[Extracted data entries]
>>>

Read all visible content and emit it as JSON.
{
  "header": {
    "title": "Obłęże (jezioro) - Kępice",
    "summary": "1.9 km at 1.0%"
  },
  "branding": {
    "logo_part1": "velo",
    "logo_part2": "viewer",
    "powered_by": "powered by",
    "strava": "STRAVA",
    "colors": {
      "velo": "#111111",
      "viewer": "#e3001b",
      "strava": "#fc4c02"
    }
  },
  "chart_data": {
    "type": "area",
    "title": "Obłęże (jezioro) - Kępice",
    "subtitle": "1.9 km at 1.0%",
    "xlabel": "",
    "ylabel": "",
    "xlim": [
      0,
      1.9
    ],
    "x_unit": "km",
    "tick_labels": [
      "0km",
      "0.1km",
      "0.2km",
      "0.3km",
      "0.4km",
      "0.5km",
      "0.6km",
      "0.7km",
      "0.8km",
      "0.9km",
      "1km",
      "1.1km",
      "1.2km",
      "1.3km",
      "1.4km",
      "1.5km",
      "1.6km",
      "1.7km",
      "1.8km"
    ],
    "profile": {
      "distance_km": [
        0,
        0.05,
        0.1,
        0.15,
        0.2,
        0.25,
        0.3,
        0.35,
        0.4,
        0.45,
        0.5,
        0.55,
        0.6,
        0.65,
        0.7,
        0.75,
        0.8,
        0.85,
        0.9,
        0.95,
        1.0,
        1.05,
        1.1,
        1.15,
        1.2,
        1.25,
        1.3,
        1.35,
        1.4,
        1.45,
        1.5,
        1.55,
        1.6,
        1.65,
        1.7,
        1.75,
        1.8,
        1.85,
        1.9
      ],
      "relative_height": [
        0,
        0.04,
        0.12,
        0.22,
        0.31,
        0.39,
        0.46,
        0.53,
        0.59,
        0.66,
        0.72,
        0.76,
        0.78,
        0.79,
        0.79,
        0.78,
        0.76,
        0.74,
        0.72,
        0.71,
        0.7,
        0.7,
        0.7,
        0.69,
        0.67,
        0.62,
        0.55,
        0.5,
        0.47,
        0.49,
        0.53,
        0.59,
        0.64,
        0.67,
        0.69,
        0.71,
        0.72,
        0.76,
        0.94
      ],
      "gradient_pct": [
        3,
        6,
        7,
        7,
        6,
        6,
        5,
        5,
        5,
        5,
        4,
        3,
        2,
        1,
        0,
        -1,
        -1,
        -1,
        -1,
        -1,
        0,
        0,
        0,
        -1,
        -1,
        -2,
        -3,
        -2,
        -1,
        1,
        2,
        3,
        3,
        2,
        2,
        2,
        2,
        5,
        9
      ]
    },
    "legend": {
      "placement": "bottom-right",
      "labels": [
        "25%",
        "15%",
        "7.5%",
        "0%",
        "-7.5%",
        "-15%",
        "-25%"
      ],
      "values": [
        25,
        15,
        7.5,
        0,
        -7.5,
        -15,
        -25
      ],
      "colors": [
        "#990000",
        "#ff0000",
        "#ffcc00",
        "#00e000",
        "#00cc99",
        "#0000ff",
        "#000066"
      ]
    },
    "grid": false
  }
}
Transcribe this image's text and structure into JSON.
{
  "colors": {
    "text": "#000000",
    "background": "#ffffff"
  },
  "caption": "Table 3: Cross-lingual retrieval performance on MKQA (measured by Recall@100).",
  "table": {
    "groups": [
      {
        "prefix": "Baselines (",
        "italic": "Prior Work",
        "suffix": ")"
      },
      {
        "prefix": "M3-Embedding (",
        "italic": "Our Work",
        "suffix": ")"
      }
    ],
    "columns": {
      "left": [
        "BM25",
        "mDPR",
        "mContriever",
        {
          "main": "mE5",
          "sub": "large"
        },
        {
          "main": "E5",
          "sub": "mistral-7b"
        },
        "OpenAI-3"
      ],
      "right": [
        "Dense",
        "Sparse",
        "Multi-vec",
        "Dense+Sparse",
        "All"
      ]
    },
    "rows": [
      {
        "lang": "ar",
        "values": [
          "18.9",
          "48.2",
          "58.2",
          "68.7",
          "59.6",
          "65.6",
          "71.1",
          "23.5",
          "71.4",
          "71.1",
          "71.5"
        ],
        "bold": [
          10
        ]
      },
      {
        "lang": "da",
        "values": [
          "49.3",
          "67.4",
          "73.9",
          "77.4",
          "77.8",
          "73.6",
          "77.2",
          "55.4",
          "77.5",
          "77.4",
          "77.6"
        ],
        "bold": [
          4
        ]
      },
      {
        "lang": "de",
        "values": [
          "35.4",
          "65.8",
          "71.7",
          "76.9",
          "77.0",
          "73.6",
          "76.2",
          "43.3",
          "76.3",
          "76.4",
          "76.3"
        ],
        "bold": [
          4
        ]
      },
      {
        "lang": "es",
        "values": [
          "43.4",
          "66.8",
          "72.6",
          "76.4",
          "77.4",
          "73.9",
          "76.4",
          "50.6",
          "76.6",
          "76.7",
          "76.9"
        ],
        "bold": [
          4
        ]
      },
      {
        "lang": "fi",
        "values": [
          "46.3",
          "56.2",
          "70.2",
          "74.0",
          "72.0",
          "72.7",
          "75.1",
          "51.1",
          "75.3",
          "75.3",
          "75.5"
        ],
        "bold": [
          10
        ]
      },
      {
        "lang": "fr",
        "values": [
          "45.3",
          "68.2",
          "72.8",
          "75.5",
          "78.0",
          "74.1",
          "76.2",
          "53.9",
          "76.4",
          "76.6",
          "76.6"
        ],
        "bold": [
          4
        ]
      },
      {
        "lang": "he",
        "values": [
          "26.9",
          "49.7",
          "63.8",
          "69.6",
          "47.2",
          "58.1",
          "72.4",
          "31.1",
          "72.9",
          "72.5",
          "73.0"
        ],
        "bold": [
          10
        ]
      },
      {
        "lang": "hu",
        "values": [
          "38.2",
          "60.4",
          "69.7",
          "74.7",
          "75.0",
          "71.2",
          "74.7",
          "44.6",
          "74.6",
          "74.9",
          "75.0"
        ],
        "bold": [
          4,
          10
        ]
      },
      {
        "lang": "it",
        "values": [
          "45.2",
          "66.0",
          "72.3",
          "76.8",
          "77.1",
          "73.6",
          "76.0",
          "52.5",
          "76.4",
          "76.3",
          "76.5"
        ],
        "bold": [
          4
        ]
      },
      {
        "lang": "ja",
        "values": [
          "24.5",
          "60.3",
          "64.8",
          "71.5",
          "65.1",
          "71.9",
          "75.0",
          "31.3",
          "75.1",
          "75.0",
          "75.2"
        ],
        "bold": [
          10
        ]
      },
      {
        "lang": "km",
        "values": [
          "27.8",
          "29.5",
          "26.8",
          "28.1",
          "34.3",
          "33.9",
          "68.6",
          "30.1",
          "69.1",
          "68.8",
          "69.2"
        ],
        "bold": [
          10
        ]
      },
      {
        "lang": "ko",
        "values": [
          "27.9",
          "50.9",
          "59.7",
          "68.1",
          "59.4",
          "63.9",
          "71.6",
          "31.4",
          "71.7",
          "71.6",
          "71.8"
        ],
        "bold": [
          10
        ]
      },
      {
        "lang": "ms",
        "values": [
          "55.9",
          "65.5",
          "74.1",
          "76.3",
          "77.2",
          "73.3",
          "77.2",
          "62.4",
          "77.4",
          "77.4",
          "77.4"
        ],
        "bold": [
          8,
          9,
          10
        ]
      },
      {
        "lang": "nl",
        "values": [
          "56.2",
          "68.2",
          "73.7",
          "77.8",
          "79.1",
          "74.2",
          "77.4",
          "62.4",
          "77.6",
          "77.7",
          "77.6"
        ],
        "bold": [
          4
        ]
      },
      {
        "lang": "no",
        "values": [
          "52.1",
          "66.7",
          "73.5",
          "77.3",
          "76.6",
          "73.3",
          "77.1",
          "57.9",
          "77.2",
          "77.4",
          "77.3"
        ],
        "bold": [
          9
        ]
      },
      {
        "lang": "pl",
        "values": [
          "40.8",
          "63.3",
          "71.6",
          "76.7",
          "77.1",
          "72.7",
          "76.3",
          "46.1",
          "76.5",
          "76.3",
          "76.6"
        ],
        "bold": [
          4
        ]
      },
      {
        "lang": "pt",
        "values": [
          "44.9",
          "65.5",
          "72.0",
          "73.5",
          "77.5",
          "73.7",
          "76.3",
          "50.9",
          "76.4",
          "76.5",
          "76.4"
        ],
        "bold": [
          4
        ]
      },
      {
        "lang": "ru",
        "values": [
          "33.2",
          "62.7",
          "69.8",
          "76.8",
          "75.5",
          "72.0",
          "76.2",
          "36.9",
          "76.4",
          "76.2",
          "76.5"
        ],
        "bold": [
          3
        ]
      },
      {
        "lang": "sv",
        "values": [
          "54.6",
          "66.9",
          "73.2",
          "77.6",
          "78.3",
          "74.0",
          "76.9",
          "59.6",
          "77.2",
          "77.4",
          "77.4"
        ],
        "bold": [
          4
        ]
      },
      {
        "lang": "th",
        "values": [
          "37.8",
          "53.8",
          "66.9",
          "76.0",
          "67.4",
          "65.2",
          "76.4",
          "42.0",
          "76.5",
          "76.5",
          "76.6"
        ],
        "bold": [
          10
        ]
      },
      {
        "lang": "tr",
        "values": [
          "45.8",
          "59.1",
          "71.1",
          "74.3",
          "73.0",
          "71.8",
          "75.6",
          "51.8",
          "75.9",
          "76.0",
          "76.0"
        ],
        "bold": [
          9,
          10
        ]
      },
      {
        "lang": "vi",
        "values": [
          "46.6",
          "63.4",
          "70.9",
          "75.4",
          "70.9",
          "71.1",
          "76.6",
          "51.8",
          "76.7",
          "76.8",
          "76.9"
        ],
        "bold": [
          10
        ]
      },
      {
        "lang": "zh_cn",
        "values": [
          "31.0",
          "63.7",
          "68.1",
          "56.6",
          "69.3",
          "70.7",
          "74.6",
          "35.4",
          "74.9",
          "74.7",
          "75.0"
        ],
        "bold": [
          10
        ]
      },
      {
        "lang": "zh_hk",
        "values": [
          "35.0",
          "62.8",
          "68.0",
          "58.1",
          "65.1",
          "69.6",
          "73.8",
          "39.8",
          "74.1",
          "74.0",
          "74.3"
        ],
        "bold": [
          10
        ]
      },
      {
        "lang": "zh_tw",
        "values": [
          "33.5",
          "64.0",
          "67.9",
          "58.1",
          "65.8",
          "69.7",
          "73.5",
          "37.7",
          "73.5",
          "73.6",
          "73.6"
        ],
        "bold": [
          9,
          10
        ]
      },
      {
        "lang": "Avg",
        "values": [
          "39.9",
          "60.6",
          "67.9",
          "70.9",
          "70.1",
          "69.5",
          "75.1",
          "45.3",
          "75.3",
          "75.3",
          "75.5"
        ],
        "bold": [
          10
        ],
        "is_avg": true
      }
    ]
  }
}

<<<

#### Exercise:
Check each line of the records above for "JSON", and copy those that have it.

#### The output:
Read all visible content and emit it as JSON.
Transcribe this image's text and structure into JSON.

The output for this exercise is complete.